### Task inputs
####################
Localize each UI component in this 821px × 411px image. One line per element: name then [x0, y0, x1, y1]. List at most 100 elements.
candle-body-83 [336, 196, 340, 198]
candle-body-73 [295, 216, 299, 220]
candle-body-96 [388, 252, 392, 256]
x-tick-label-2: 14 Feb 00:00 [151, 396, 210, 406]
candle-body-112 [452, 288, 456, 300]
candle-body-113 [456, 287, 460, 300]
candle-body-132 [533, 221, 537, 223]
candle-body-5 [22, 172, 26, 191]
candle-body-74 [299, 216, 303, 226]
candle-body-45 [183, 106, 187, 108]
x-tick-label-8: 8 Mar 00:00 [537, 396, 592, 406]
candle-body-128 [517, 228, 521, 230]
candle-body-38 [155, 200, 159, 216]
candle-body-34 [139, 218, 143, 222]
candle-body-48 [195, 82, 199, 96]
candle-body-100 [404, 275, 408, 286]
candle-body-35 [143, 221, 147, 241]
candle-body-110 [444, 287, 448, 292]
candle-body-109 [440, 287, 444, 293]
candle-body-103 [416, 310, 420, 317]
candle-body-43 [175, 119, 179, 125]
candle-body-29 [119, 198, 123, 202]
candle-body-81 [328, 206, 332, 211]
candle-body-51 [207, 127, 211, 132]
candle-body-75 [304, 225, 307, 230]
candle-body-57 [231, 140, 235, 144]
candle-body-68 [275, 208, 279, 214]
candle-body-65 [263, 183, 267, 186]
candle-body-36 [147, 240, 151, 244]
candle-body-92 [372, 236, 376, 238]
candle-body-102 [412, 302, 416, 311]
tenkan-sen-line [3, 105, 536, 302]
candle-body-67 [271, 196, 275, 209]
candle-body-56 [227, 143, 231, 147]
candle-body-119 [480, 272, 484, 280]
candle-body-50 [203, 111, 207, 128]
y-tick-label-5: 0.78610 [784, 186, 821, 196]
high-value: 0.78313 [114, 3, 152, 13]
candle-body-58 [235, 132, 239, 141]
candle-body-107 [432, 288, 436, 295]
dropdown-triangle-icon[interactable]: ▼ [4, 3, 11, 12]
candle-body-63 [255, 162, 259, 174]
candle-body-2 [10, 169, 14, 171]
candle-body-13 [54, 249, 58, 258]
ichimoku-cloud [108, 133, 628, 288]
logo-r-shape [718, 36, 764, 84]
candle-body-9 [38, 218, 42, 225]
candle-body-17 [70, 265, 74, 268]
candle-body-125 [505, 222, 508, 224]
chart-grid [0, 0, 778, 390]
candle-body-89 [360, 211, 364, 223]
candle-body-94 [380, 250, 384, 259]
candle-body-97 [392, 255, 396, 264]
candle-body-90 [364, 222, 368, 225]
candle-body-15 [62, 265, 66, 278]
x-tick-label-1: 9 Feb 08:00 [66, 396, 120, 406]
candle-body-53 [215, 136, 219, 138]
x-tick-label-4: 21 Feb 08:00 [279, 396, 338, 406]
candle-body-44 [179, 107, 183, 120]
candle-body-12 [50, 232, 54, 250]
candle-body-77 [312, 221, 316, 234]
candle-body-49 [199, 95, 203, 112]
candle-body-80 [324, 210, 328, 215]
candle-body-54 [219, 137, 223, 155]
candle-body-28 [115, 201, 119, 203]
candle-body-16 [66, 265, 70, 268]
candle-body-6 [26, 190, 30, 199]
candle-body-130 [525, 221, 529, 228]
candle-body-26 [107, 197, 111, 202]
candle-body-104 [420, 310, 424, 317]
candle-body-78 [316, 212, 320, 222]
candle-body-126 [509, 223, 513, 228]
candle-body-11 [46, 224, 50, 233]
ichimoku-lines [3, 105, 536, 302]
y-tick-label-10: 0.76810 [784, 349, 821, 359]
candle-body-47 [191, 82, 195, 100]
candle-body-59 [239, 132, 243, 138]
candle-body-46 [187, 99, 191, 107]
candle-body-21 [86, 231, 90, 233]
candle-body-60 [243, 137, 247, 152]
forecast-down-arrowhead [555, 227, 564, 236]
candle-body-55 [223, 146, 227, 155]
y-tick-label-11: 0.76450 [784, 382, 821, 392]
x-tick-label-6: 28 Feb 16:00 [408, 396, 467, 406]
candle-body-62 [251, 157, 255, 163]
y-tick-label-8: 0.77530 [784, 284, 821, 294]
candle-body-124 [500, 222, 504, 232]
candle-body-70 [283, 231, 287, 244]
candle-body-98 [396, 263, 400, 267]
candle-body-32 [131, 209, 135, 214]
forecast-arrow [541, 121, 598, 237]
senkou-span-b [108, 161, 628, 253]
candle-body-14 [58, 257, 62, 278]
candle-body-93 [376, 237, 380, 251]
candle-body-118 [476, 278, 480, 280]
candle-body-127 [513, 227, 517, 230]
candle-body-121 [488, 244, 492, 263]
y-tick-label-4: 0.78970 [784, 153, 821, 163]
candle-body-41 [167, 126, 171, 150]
####################
### Task to complete
Count the lines in the entries above that contain the string "forecast", treating uppercase and lowercase as different. Give only the number.

### In response
2